Below is the data. Give it again, complete and exact.

> **RECORDS FOR THIS EXERCISE**
**********

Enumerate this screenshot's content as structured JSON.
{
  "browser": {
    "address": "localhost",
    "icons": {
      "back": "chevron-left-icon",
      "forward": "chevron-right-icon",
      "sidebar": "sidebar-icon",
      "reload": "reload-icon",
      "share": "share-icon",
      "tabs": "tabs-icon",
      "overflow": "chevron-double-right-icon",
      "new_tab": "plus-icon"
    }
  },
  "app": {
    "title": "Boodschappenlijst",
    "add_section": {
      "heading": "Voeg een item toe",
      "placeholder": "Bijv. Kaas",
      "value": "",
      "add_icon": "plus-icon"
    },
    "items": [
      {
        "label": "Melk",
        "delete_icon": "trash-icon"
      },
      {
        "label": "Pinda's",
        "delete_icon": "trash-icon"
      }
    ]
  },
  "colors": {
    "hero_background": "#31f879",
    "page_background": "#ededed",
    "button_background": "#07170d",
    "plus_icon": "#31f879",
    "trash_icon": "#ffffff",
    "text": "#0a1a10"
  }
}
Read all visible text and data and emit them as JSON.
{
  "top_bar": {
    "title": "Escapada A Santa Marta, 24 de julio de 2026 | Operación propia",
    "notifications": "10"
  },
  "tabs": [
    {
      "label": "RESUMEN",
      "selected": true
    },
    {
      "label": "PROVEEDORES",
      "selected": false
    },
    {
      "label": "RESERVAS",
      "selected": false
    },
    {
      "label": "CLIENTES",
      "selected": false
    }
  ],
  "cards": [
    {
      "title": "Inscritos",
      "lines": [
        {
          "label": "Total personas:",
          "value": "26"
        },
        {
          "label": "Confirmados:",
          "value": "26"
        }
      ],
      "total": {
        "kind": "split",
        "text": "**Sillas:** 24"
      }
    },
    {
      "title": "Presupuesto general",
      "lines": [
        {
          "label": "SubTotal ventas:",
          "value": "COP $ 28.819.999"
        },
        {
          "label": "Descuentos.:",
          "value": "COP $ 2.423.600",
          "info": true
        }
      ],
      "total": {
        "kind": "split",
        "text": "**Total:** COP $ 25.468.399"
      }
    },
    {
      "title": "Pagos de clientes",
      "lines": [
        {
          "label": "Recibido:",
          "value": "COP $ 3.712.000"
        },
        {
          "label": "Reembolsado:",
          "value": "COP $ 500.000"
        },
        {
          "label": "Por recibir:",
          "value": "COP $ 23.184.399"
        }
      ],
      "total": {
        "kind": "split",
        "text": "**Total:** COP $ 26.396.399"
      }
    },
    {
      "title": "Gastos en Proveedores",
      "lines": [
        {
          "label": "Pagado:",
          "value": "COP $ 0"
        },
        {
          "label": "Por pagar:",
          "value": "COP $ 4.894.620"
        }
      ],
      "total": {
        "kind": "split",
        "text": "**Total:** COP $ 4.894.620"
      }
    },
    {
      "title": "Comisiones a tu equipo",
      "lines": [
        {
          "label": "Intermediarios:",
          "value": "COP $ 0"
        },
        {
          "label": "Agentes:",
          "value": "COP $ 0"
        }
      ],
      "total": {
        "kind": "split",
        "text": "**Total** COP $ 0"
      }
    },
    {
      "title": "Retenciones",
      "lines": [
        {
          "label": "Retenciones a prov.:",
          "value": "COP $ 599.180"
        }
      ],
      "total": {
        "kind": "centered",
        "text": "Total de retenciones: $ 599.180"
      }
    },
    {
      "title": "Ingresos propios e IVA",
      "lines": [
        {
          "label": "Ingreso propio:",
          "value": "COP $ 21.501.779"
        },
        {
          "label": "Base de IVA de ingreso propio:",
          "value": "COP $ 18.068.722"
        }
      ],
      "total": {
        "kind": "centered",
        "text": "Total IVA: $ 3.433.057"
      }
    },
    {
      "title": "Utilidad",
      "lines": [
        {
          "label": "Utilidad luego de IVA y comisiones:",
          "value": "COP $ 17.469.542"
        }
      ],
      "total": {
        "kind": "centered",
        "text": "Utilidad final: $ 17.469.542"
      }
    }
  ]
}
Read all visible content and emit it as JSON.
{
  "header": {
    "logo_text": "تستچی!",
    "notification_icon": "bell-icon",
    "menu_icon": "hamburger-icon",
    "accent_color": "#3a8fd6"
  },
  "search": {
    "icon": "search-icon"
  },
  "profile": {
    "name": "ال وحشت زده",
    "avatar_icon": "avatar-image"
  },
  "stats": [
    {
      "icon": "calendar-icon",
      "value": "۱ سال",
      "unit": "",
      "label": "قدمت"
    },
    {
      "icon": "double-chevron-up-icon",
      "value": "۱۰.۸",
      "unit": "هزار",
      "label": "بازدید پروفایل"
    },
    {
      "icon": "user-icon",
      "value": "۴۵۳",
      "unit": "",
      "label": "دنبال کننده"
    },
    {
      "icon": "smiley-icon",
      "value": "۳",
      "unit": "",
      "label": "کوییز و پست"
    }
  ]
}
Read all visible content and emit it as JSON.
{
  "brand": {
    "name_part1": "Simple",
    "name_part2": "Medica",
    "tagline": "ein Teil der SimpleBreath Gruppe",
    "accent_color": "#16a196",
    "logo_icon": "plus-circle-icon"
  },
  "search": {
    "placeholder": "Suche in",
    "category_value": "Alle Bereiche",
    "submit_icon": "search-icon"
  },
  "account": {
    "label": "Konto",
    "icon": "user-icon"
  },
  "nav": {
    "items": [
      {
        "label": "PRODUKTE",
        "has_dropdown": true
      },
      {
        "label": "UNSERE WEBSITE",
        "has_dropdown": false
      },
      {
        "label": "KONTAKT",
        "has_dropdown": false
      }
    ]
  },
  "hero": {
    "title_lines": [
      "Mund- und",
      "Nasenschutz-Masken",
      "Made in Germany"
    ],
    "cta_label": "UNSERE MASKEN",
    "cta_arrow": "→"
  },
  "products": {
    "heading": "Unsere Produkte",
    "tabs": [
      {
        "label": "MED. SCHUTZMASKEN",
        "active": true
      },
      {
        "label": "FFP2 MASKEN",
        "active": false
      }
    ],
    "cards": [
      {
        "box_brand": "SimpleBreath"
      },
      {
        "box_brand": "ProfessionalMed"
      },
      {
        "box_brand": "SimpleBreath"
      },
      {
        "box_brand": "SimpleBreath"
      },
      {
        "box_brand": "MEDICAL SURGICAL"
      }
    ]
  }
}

**********

> **WRITTEN SOLUTION**
Enumerate this screenshot's content as structured JSON.
{
  "browser": {
    "address": "localhost",
    "icons": {
      "back": "chevron-left-icon",
      "forward": "chevron-right-icon",
      "sidebar": "sidebar-icon",
      "reload": "reload-icon",
      "share": "share-icon",
      "tabs": "tabs-icon",
      "overflow": "chevron-double-right-icon",
      "new_tab": "plus-icon"
    }
  },
  "app": {
    "title": "Boodschappenlijst",
    "add_section": {
      "heading": "Voeg een item toe",
      "placeholder": "Bijv. Kaas",
      "value": "",
      "add_icon": "plus-icon"
    },
    "items": [
      {
        "label": "Melk",
        "delete_icon": "trash-icon"
      },
      {
        "label": "Pinda's",
        "delete_icon": "trash-icon"
      }
    ]
  },
  "colors": {
    "hero_background": "#31f879",
    "page_background": "#ededed",
    "button_background": "#07170d",
    "plus_icon": "#31f879",
    "trash_icon": "#ffffff",
    "text": "#0a1a10"
  }
}
Read all visible text and data and emit them as JSON.
{
  "top_bar": {
    "title": "Escapada A Santa Marta, 24 de julio de 2026 | Operación propia",
    "notifications": "10"
  },
  "tabs": [
    {
      "label": "RESUMEN",
      "selected": true
    },
    {
      "label": "PROVEEDORES",
      "selected": false
    },
    {
      "label": "RESERVAS",
      "selected": false
    },
    {
      "label": "CLIENTES",
      "selected": false
    }
  ],
  "cards": [
    {
      "title": "Inscritos",
      "lines": [
        {
          "label": "Total personas:",
          "value": "26"
        },
        {
          "label": "Confirmados:",
          "value": "26"
        }
      ],
      "total": {
        "kind": "split",
        "text": "**Sillas:** 24"
      }
    },
    {
      "title": "Presupuesto general",
      "lines": [
        {
          "label": "SubTotal ventas:",
          "value": "COP $ 28.819.999"
        },
        {
          "label": "Descuentos.:",
          "value": "COP $ 2.423.600",
          "info": true
        }
      ],
      "total": {
        "kind": "split",
        "text": "**Total:** COP $ 25.468.399"
      }
    },
    {
      "title": "Pagos de clientes",
      "lines": [
        {
          "label": "Recibido:",
          "value": "COP $ 3.712.000"
        },
        {
          "label": "Reembolsado:",
          "value": "COP $ 500.000"
        },
        {
          "label": "Por recibir:",
          "value": "COP $ 23.184.399"
        }
      ],
      "total": {
        "kind": "split",
        "text": "**Total:** COP $ 26.396.399"
      }
    },
    {
      "title": "Gastos en Proveedores",
      "lines": [
        {
          "label": "Pagado:",
          "value": "COP $ 0"
        },
        {
          "label": "Por pagar:",
          "value": "COP $ 4.894.620"
        }
      ],
      "total": {
        "kind": "split",
        "text": "**Total:** COP $ 4.894.620"
      }
    },
    {
      "title": "Comisiones a tu equipo",
      "lines": [
        {
          "label": "Intermediarios:",
          "value": "COP $ 0"
        },
        {
          "label": "Agentes:",
          "value": "COP $ 0"
        }
      ],
      "total": {
        "kind": "split",
        "text": "**Total** COP $ 0"
      }
    },
    {
      "title": "Retenciones",
      "lines": [
        {
          "label": "Retenciones a prov.:",
          "value": "COP $ 599.180"
        }
      ],
      "total": {
        "kind": "centered",
        "text": "Total de retenciones: $ 599.180"
      }
    },
    {
      "title": "Ingresos propios e IVA",
      "lines": [
        {
          "label": "Ingreso propio:",
          "value": "COP $ 21.501.779"
        },
        {
          "label": "Base de IVA de ingreso propio:",
          "value": "COP $ 18.068.722"
        }
      ],
      "total": {
        "kind": "centered",
        "text": "Total IVA: $ 3.433.057"
      }
    },
    {
      "title": "Utilidad",
      "lines": [
        {
          "label": "Utilidad luego de IVA y comisiones:",
          "value": "COP $ 17.469.542"
        }
      ],
      "total": {
        "kind": "centered",
        "text": "Utilidad final: $ 17.469.542"
      }
    }
  ]
}
Read all visible content and emit it as JSON.
{
  "header": {
    "logo_text": "تستچی!",
    "notification_icon": "bell-icon",
    "menu_icon": "hamburger-icon",
    "accent_color": "#3a8fd6"
  },
  "search": {
    "icon": "search-icon"
  },
  "profile": {
    "name": "ال وحشت زده",
    "avatar_icon": "avatar-image"
  },
  "stats": [
    {
      "icon": "calendar-icon",
      "value": "۱ سال",
      "unit": "",
      "label": "قدمت"
    },
    {
      "icon": "double-chevron-up-icon",
      "value": "۱۰.۸",
      "unit": "هزار",
      "label": "بازدید پروفایل"
    },
    {
      "icon": "user-icon",
      "value": "۴۵۳",
      "unit": "",
      "label": "دنبال کننده"
    },
    {
      "icon": "smiley-icon",
      "value": "۳",
      "unit": "",
      "label": "کوییز و پست"
    }
  ]
}
Read all visible content and emit it as JSON.
{
  "brand": {
    "name_part1": "Simple",
    "name_part2": "Medica",
    "tagline": "ein Teil der SimpleBreath Gruppe",
    "accent_color": "#16a196",
    "logo_icon": "plus-circle-icon"
  },
  "search": {
    "placeholder": "Suche in",
    "category_value": "Alle Bereiche",
    "submit_icon": "search-icon"
  },
  "account": {
    "label": "Konto",
    "icon": "user-icon"
  },
  "nav": {
    "items": [
      {
        "label": "PRODUKTE",
        "has_dropdown": true
      },
      {
        "label": "UNSERE WEBSITE",
        "has_dropdown": false
      },
      {
        "label": "KONTAKT",
        "has_dropdown": false
      }
    ]
  },
  "hero": {
    "title_lines": [
      "Mund- und",
      "Nasenschutz-Masken",
      "Made in Germany"
    ],
    "cta_label": "UNSERE MASKEN",
    "cta_arrow": "→"
  },
  "products": {
    "heading": "Unsere Produkte",
    "tabs": [
      {
        "label": "MED. SCHUTZMASKEN",
        "active": true
      },
      {
        "label": "FFP2 MASKEN",
        "active": false
      }
    ],
    "cards": [
      {
        "box_brand": "SimpleBreath"
      },
      {
        "box_brand": "ProfessionalMed"
      },
      {
        "box_brand": "SimpleBreath"
      },
      {
        "box_brand": "SimpleBreath"
      },
      {
        "box_brand": "MEDICAL SURGICAL"
      }
    ]
  }
}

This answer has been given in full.